DATA SECTION >>
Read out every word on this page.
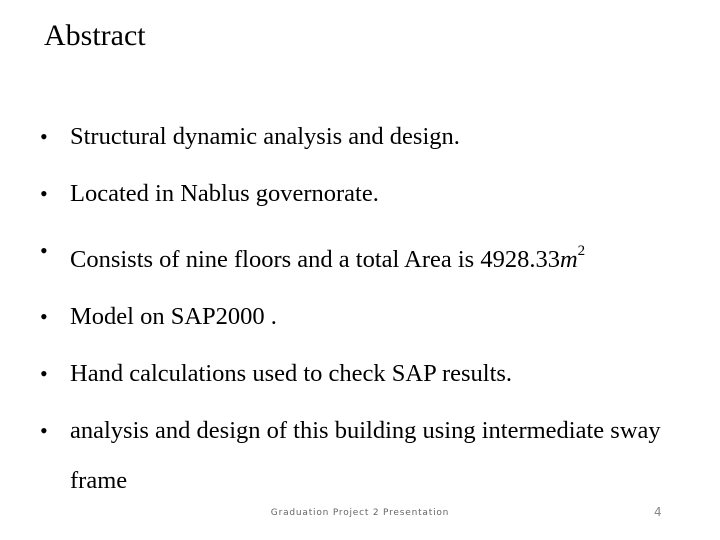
Abstract
• Structural dynamic analysis and design.
• Located in Nablus governorate.
• Consists of nine floors and a total Area is $4928.33m^2$
• Model on SAP2000 .
• Hand calculations used to check SAP results.
• analysis and design of this building using intermediate sway frame
Graduation Project 2 Presentation	4
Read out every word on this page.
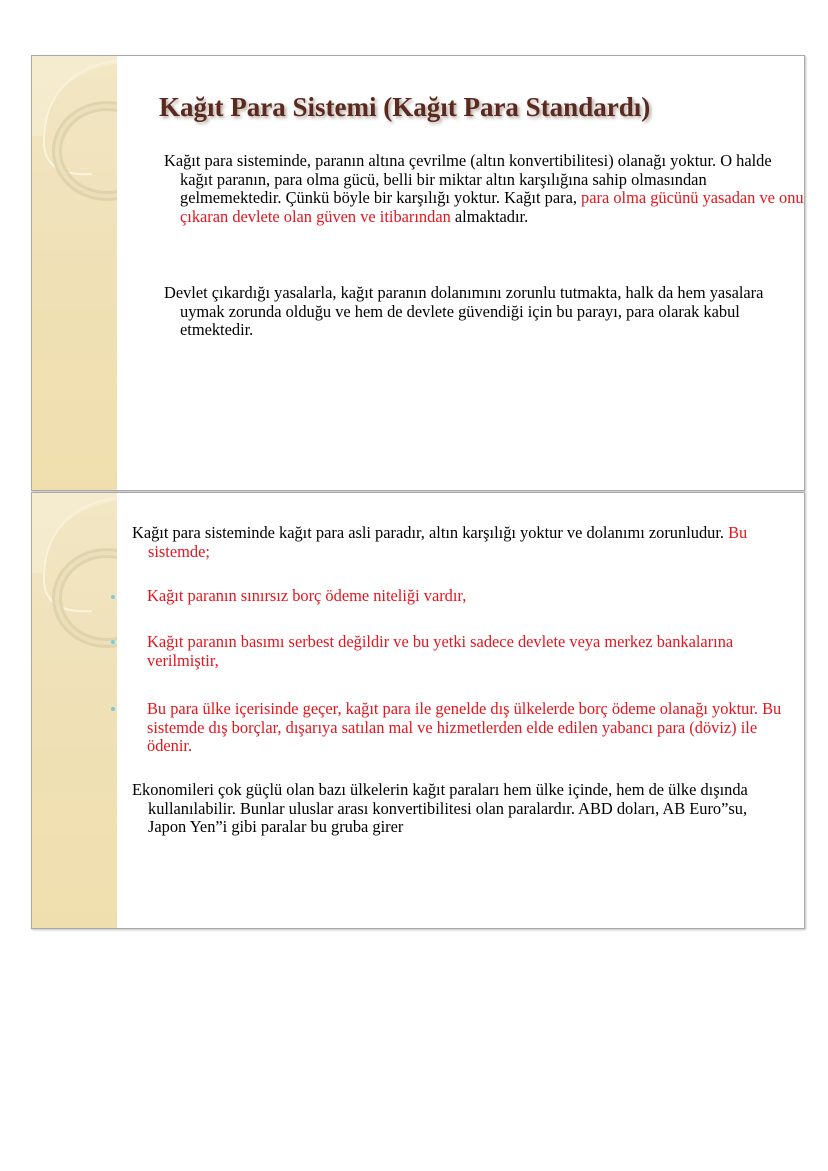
Kağıt Para Sistemi (Kağıt Para Standardı)

Kağıt para sisteminde, paranın altına çevrilme (altın konvertibilitesi) olanağı yoktur. O halde kağıt paranın, para olma gücü, belli bir miktar altın karşılığına sahip olmasından gelmemektedir. Çünkü böyle bir karşılığı yoktur. Kağıt para, para olma gücünü yasadan ve onu çıkaran devlete olan güven ve itibarından almaktadır.

Devlet çıkardığı yasalarla, kağıt paranın dolanımını zorunlu tutmakta, halk da hem yasalara uymak zorunda olduğu ve hem de devlete güvendiği için bu parayı, para olarak kabul etmektedir.

Kağıt para sisteminde kağıt para asli paradır, altın karşılığı yoktur ve dolanımı zorunludur. Bu sistemde;

Kağıt paranın sınırsız borç ödeme niteliği vardır,

Kağıt paranın basımı serbest değildir ve bu yetki sadece devlete veya merkez bankalarına verilmiştir,

Bu para ülke içerisinde geçer, kağıt para ile genelde dış ülkelerde borç ödeme olanağı yoktur. Bu sistemde dış borçlar, dışarıya satılan mal ve hizmetlerden elde edilen yabancı para (döviz) ile ödenir.

Ekonomileri çok güçlü olan bazı ülkelerin kağıt paraları hem ülke içinde, hem de ülke dışında kullanılabilir. Bunlar uluslar arası konvertibilitesi olan paralardır. ABD doları, AB Euro”su, Japon Yen”i gibi paralar bu gruba girer
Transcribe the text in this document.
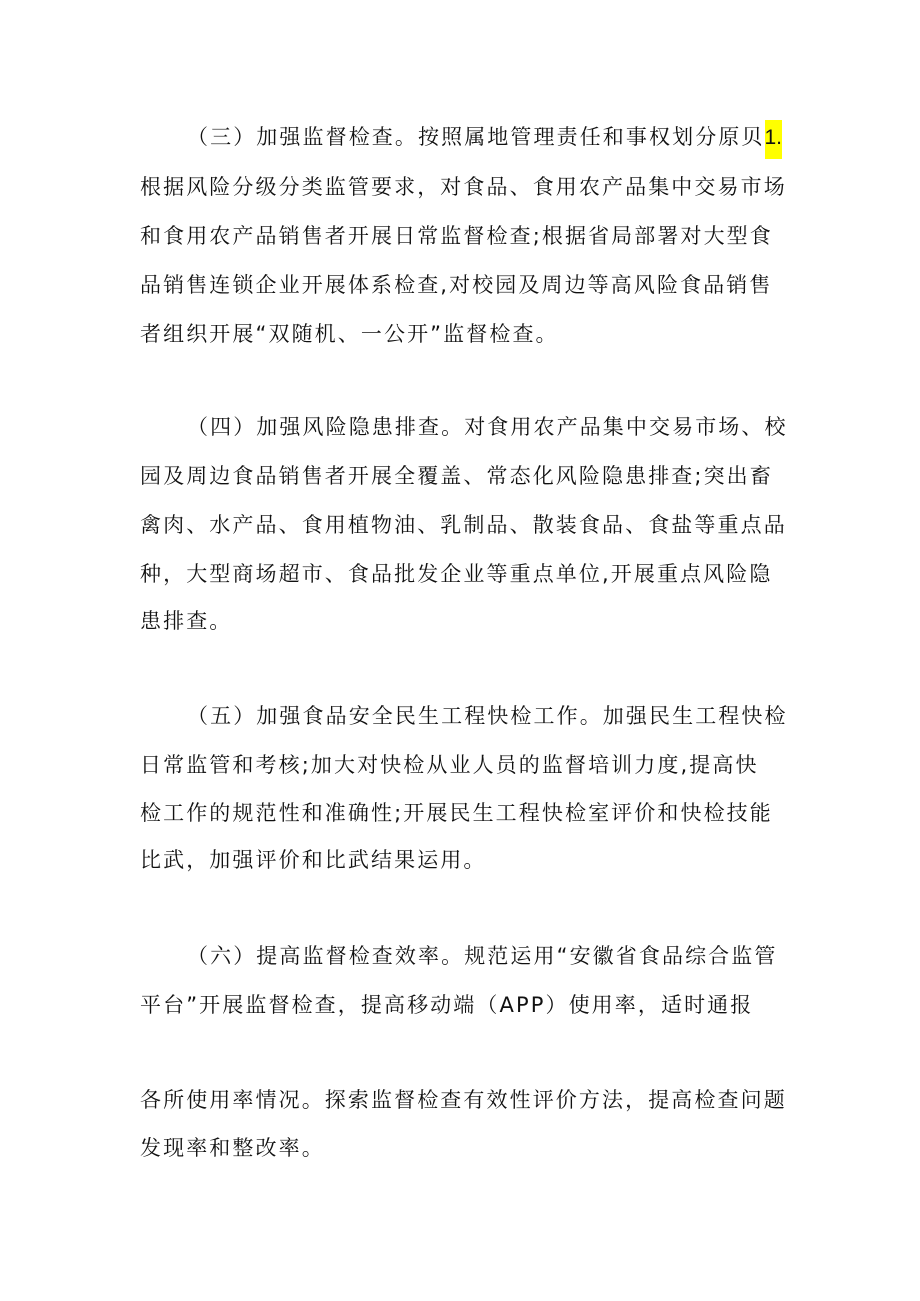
（三）加强监督检查。按照属地管理责任和事权划分原贝1.
根据风险分级分类监管要求，对食品、食用农产品集中交易市场
和食用农产品销售者开展日常监督检查;根据省局部署对大型食
品销售连锁企业开展体系检查,对校园及周边等高风险食品销售
者组织开展“双随机、一公开”监督检查。
（四）加强风险隐患排查。对食用农产品集中交易市场、校
园及周边食品销售者开展全覆盖、常态化风险隐患排查;突出畜
禽肉、水产品、食用植物油、乳制品、散装食品、食盐等重点品
种，大型商场超市、食品批发企业等重点单位,开展重点风险隐
患排查。
（五）加强食品安全民生工程快检工作。加强民生工程快检
日常监管和考核;加大对快检从业人员的监督培训力度,提高快
检工作的规范性和准确性;开展民生工程快检室评价和快检技能
比武，加强评价和比武结果运用。
（六）提高监督检查效率。规范运用“安徽省食品综合监管
平台”开展监督检查，提高移动端（APP）使用率，适时通报
各所使用率情况。探索监督检查有效性评价方法，提高检查问题
发现率和整改率。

PROBLEM TO WORK ON >> Give all the lines above again, character for character, without pictures.

COMPLETE OUTPUT >>
Read out every word on this page.
Abstract
• Structural dynamic analysis and design.
• Located in Nablus governorate.
• Consists of nine floors and a total Area is $4928.33m^2$
• Model on SAP2000 .
• Hand calculations used to check SAP results.
• analysis and design of this building using intermediate sway frame
Graduation Project 2 Presentation	4
Read out every word on this page.
Kağıt Para Sistemi (Kağıt Para Standardı)

Kağıt para sisteminde, paranın altına çevrilme (altın konvertibilitesi) olanağı yoktur. O halde kağıt paranın, para olma gücü, belli bir miktar altın karşılığına sahip olmasından gelmemektedir. Çünkü böyle bir karşılığı yoktur. Kağıt para, para olma gücünü yasadan ve onu çıkaran devlete olan güven ve itibarından almaktadır.

Devlet çıkardığı yasalarla, kağıt paranın dolanımını zorunlu tutmakta, halk da hem yasalara uymak zorunda olduğu ve hem de devlete güvendiği için bu parayı, para olarak kabul etmektedir.

Kağıt para sisteminde kağıt para asli paradır, altın karşılığı yoktur ve dolanımı zorunludur. Bu sistemde;

Kağıt paranın sınırsız borç ödeme niteliği vardır,

Kağıt paranın basımı serbest değildir ve bu yetki sadece devlete veya merkez bankalarına verilmiştir,

Bu para ülke içerisinde geçer, kağıt para ile genelde dış ülkelerde borç ödeme olanağı yoktur. Bu sistemde dış borçlar, dışarıya satılan mal ve hizmetlerden elde edilen yabancı para (döviz) ile ödenir.

Ekonomileri çok güçlü olan bazı ülkelerin kağıt paraları hem ülke içinde, hem de ülke dışında kullanılabilir. Bunlar uluslar arası konvertibilitesi olan paralardır. ABD doları, AB Euro”su, Japon Yen”i gibi paralar bu gruba girer
Transcribe the text in this document.
（三）加强监督检查。按照属地管理责任和事权划分原贝1.
根据风险分级分类监管要求，对食品、食用农产品集中交易市场
和食用农产品销售者开展日常监督检查;根据省局部署对大型食
品销售连锁企业开展体系检查,对校园及周边等高风险食品销售
者组织开展“双随机、一公开”监督检查。
（四）加强风险隐患排查。对食用农产品集中交易市场、校
园及周边食品销售者开展全覆盖、常态化风险隐患排查;突出畜
禽肉、水产品、食用植物油、乳制品、散装食品、食盐等重点品
种，大型商场超市、食品批发企业等重点单位,开展重点风险隐
患排查。
（五）加强食品安全民生工程快检工作。加强民生工程快检
日常监管和考核;加大对快检从业人员的监督培训力度,提高快
检工作的规范性和准确性;开展民生工程快检室评价和快检技能
比武，加强评价和比武结果运用。
（六）提高监督检查效率。规范运用“安徽省食品综合监管
平台”开展监督检查，提高移动端（APP）使用率，适时通报
各所使用率情况。探索监督检查有效性评价方法，提高检查问题
发现率和整改率。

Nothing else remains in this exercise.